## Data extract:
**********
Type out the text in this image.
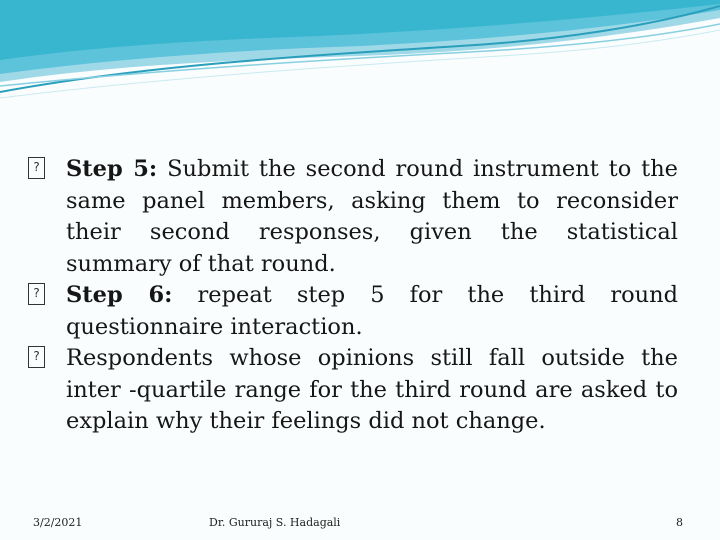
? Step 5: Submit the second round instrument to the same panel members, asking them to reconsider their second responses, given the statistical summary of that round.

? Step 6: repeat step 5 for the third round questionnaire interaction.

? Respondents whose opinions still fall outside the inter -quartile range for the third round are asked to explain why their feelings did not change.

3/2/2021	Dr. Gururaj S. Hadagali	8
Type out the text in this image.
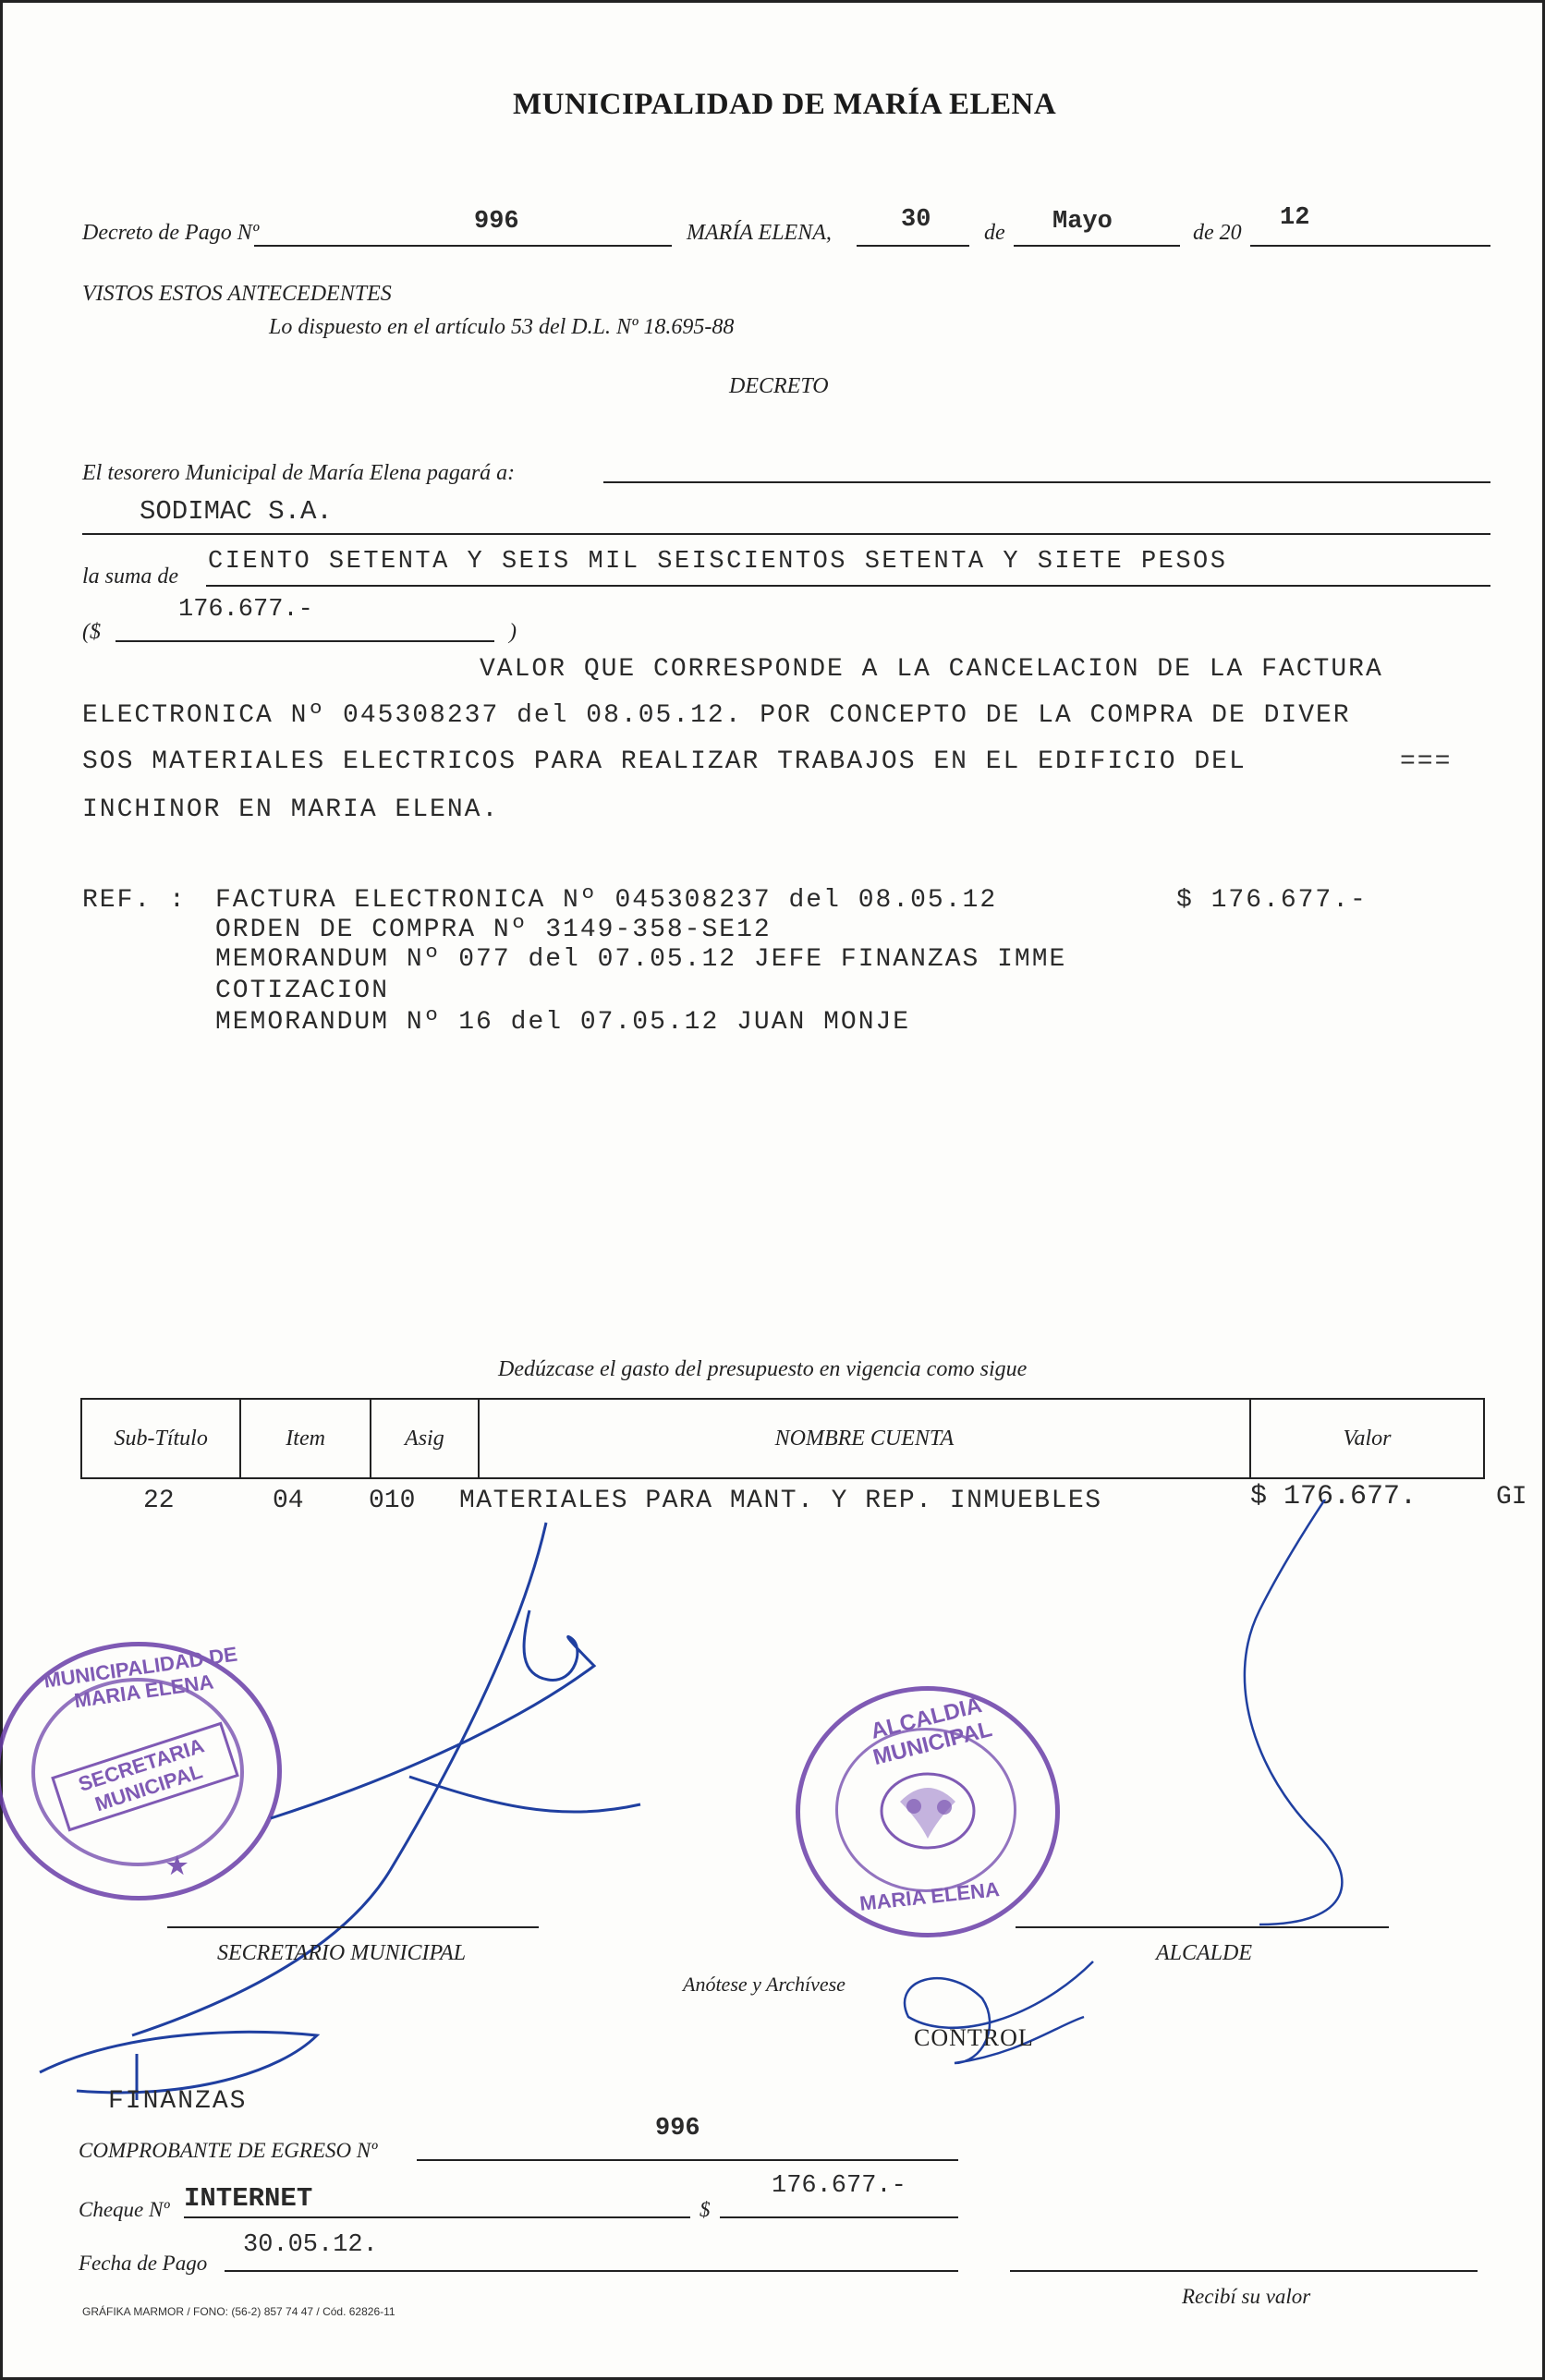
MUNICIPALIDAD DE MARÍA ELENA
Decreto de Pago Nº	996	MARÍA ELENA,	30 de Mayo	de 20
12
VISTOS ESTOS ANTECEDENTES
Lo dispuesto en el artículo 53 del D.L. Nº 18.695-88
DECRETO
El tesorero Municipal de María Elena pagará a:
SODIMAC S.A.
la suma de
CIENTO SETENTA Y SEIS MIL SEISCIENTOS SETENTA Y SIETE PESOS
($
176.677.-
)
VALOR QUE CORRESPONDE A LA CANCELACION DE LA FACTURA
ELECTRONICA Nº 045308237 del 08.05.12. POR CONCEPTO DE LA COMPRA DE DIVER
SOS MATERIALES ELECTRICOS PARA REALIZAR TRABAJOS EN EL EDIFICIO DEL	===
INCHINOR EN MARIA ELENA.
REF. : FACTURA ELECTRONICA Nº 045308237 del 08.05.12
ORDEN DE COMPRA Nº 3149-358-SE12
MEMORANDUM Nº 077 del 07.05.12 JEFE FINANZAS IMME
COTIZACION
MEMORANDUM Nº 16 del 07.05.12 JUAN MONJE
$ 176.677.-
Dedúzcase el gasto del presupuesto en vigencia como sigue
Sub-Título	Item	Asig	NOMBRE CUENTA	Valor
22	04	010 MATERIALES PARA MANT. Y REP. INMUEBLES	$ 176.677.	GI
MUNICIPALIDAD DE MARIA ELENA
SECRETARIA MUNICIPAL
★
ALCALDIA MUNICIPAL
MARIA ELENA
SECRETARIO MUNICIPAL	ALCALDE
Anótese y Archívese
CONTROL
FINANZAS
COMPROBANTE DE EGRESO Nº
996
Cheque Nº INTERNET	$
176.677.-
Fecha de Pago
30.05.12.
Recibí su valor
GRÁFIKA MARMOR / FONO: (56-2) 857 74 47 / Cód. 62826-11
**********
Using the records above, retype everything exactly except the pictures.

Type out the text in this image.
? Step 5: Submit the second round instrument to the same panel members, asking them to reconsider their second responses, given the statistical summary of that round.

? Step 6: repeat step 5 for the third round questionnaire interaction.

? Respondents whose opinions still fall outside the inter -quartile range for the third round are asked to explain why their feelings did not change.

3/2/2021	Dr. Gururaj S. Hadagali	8
Type out the text in this image.
MUNICIPALIDAD DE MARÍA ELENA
Decreto de Pago Nº	996	MARÍA ELENA,	30 de Mayo	de 20
12
VISTOS ESTOS ANTECEDENTES
Lo dispuesto en el artículo 53 del D.L. Nº 18.695-88
DECRETO
El tesorero Municipal de María Elena pagará a:
SODIMAC S.A.
la suma de
CIENTO SETENTA Y SEIS MIL SEISCIENTOS SETENTA Y SIETE PESOS
($
176.677.-
)
VALOR QUE CORRESPONDE A LA CANCELACION DE LA FACTURA
ELECTRONICA Nº 045308237 del 08.05.12. POR CONCEPTO DE LA COMPRA DE DIVER
SOS MATERIALES ELECTRICOS PARA REALIZAR TRABAJOS EN EL EDIFICIO DEL	===
INCHINOR EN MARIA ELENA.
REF. : FACTURA ELECTRONICA Nº 045308237 del 08.05.12
ORDEN DE COMPRA Nº 3149-358-SE12
MEMORANDUM Nº 077 del 07.05.12 JEFE FINANZAS IMME
COTIZACION
MEMORANDUM Nº 16 del 07.05.12 JUAN MONJE
$ 176.677.-
Dedúzcase el gasto del presupuesto en vigencia como sigue
Sub-Título	Item	Asig	NOMBRE CUENTA	Valor
22	04	010 MATERIALES PARA MANT. Y REP. INMUEBLES	$ 176.677.	GI
MUNICIPALIDAD DE MARIA ELENA
SECRETARIA MUNICIPAL
★
ALCALDIA MUNICIPAL
MARIA ELENA
SECRETARIO MUNICIPAL	ALCALDE
Anótese y Archívese
CONTROL
FINANZAS
COMPROBANTE DE EGRESO Nº
996
Cheque Nº INTERNET	$
176.677.-
Fecha de Pago
30.05.12.
Recibí su valor
GRÁFIKA MARMOR / FONO: (56-2) 857 74 47 / Cód. 62826-11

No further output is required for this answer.